* Start *
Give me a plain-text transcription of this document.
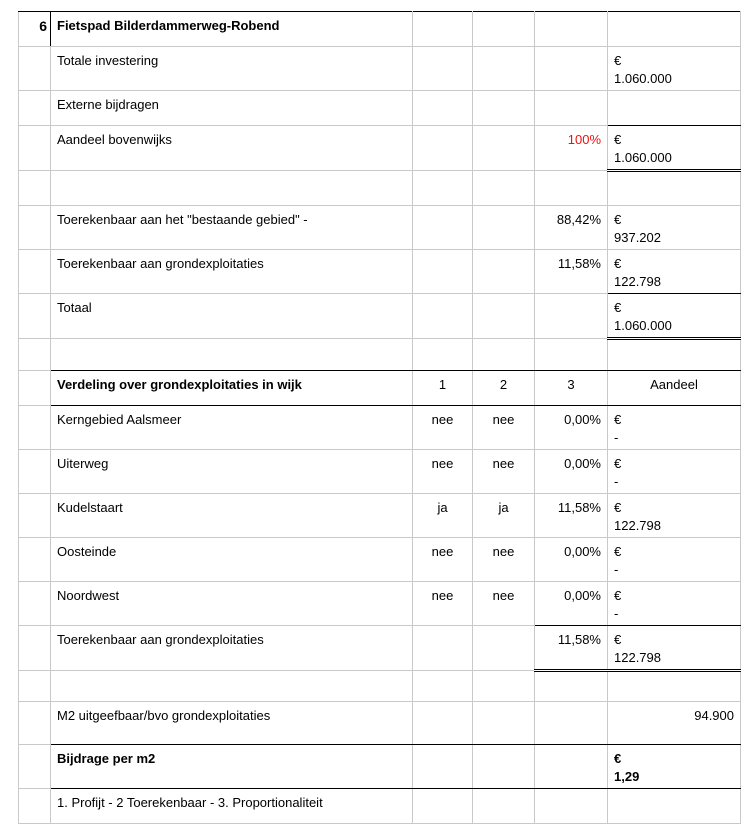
6	Fietspad Bilderdammerweg-Robend				
	Totale investering				€
1.060.000

	Externe bijdragen				
	Aandeel bovenwijks			100%	€
1.060.000

	Toerekenbaar aan het "bestaande gebied" -			88,42%	€
937.202

	Toerekenbaar aan grondexploitaties			11,58%	€
122.798

	Totaal				€
1.060.000

	Verdeling over grondexploitaties in wijk	1	2	3	Aandeel
	Kerngebied Aalsmeer	nee	nee	0,00%	€
-

	Uiterweg	nee	nee	0,00%	€
-

	Kudelstaart	ja	ja	11,58%	€
122.798

	Oosteinde	nee	nee	0,00%	€
-

	Noordwest	nee	nee	0,00%	€
-

	Toerekenbaar aan grondexploitaties			11,58%	€
122.798

	M2 uitgeefbaar/bvo grondexploitaties				94.900
	Bijdrage per m2				€
1,29

	1. Profijt - 2 Toerekenbaar - 3. Proportionaliteit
* End *
*Directions for this task*. Return every line of the records exactly as given, pictures excluded.

*The result*.
Give me a plain-text transcription of this document.
6	Fietspad Bilderdammerweg-Robend				
	Totale investering				€
1.060.000

	Externe bijdragen				
	Aandeel bovenwijks			100%	€
1.060.000

	Toerekenbaar aan het "bestaande gebied" -			88,42%	€
937.202

	Toerekenbaar aan grondexploitaties			11,58%	€
122.798

	Totaal				€
1.060.000

	Verdeling over grondexploitaties in wijk	1	2	3	Aandeel
	Kerngebied Aalsmeer	nee	nee	0,00%	€
-

	Uiterweg	nee	nee	0,00%	€
-

	Kudelstaart	ja	ja	11,58%	€
122.798

	Oosteinde	nee	nee	0,00%	€
-

	Noordwest	nee	nee	0,00%	€
-

	Toerekenbaar aan grondexploitaties			11,58%	€
122.798

	M2 uitgeefbaar/bvo grondexploitaties				94.900
	Bijdrage per m2				€
1,29

	1. Profijt - 2 Toerekenbaar - 3. Proportionaliteit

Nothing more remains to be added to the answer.